Entries taken from a collection
# # #
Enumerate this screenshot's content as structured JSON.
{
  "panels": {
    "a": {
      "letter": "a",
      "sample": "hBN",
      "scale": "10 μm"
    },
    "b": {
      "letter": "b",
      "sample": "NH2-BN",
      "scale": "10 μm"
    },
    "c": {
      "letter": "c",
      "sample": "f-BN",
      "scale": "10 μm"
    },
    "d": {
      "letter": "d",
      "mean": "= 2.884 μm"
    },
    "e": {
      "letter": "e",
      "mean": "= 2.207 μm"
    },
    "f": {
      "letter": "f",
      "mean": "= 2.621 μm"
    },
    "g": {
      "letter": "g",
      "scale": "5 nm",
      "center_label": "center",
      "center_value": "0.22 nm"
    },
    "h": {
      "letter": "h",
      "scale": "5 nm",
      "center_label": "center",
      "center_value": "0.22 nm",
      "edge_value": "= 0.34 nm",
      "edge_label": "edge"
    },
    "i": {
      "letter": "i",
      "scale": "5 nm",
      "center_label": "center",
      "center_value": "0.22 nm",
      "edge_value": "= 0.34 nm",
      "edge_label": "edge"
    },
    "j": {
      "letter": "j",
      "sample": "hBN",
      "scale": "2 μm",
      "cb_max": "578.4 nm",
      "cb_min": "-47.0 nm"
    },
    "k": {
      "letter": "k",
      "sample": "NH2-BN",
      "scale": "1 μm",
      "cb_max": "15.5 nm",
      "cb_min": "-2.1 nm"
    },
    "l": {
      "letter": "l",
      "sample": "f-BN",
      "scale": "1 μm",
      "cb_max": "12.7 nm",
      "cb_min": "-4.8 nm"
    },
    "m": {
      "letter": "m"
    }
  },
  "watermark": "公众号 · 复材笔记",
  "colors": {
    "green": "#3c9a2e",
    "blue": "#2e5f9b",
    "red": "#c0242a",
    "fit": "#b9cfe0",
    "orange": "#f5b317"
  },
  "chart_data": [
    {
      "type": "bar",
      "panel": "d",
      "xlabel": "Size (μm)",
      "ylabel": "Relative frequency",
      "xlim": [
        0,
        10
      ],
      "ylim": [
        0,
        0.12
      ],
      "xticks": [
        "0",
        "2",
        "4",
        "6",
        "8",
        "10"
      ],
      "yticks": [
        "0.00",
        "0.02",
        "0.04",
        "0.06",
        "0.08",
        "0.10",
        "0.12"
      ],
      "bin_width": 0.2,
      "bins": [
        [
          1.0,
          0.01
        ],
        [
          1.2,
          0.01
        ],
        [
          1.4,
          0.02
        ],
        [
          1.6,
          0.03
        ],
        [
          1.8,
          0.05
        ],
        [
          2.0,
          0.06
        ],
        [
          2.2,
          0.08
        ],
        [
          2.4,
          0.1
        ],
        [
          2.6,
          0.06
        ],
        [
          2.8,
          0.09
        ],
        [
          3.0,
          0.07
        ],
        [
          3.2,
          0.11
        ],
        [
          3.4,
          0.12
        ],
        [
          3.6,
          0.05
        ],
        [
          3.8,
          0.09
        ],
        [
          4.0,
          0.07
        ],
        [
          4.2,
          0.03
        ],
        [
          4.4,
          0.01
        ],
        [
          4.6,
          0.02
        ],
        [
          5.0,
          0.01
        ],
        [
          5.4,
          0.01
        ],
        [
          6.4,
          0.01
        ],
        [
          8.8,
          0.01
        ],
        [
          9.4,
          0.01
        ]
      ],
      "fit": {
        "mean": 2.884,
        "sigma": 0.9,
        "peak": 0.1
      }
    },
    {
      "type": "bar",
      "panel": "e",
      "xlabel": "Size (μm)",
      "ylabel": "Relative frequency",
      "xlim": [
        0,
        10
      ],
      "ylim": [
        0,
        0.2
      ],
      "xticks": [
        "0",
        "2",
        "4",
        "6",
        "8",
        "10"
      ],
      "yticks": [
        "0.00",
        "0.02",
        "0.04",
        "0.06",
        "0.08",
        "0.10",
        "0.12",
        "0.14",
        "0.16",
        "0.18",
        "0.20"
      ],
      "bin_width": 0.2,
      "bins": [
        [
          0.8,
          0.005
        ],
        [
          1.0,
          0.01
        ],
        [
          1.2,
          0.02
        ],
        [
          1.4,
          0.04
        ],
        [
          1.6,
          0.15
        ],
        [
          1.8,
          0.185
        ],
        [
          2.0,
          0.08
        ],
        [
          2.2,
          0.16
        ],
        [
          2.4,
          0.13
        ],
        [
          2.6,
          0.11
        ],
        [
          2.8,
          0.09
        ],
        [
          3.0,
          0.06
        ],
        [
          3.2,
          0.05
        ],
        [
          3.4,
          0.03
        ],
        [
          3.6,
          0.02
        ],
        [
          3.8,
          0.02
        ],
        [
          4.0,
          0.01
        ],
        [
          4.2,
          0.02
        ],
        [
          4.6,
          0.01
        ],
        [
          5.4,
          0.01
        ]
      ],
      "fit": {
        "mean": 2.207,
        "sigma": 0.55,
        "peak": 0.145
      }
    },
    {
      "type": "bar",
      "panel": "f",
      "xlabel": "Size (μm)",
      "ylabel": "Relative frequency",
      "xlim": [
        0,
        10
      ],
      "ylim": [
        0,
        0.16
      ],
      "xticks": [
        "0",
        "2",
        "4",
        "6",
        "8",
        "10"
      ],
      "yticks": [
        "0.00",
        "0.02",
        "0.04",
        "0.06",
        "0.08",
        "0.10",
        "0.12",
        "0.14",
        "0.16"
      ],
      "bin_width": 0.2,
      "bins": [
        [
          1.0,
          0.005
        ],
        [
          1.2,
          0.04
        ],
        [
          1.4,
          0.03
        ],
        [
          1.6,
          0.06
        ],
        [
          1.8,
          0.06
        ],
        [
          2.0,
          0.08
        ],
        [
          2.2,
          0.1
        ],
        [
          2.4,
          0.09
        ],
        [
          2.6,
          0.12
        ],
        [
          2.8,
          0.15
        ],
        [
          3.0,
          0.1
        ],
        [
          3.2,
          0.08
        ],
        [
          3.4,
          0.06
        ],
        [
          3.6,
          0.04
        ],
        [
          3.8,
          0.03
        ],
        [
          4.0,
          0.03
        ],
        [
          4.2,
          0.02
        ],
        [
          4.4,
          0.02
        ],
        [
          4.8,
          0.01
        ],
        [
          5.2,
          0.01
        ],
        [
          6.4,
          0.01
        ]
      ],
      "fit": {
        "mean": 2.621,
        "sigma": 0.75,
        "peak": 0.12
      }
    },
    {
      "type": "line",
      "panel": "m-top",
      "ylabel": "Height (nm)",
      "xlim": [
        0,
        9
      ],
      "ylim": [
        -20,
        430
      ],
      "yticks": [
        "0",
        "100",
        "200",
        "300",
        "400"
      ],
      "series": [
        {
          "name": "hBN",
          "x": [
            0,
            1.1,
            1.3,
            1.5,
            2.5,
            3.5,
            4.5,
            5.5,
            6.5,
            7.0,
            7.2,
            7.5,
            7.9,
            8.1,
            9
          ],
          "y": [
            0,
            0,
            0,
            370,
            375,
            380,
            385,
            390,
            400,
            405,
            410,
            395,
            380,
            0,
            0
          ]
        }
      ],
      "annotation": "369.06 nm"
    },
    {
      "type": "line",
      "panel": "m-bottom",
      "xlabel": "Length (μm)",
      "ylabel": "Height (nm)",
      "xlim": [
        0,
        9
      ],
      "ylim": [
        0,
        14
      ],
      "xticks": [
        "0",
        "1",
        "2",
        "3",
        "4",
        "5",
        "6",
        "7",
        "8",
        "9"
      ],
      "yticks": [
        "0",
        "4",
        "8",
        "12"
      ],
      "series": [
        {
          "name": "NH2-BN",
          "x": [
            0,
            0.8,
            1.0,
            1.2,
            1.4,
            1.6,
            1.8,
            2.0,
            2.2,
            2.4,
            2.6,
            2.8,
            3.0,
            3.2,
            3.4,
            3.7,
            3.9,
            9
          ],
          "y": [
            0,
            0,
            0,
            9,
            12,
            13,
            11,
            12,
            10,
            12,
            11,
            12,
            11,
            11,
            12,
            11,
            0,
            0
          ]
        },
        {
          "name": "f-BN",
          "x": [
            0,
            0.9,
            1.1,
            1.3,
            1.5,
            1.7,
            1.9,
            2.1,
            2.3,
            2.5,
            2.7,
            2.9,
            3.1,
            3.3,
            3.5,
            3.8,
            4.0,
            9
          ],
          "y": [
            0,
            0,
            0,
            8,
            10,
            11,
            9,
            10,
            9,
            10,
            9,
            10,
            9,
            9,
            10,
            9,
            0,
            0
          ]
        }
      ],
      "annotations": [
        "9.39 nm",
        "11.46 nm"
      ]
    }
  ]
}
# # #
Exercise aim
Copy out every line that includes the word "mean".

Reply to the exercise
      "mean": "= 2.884 μm"
      "mean": "= 2.207 μm"
      "mean": "= 2.621 μm"
        "mean": 2.884,
        "mean": 2.207,
        "mean": 2.621,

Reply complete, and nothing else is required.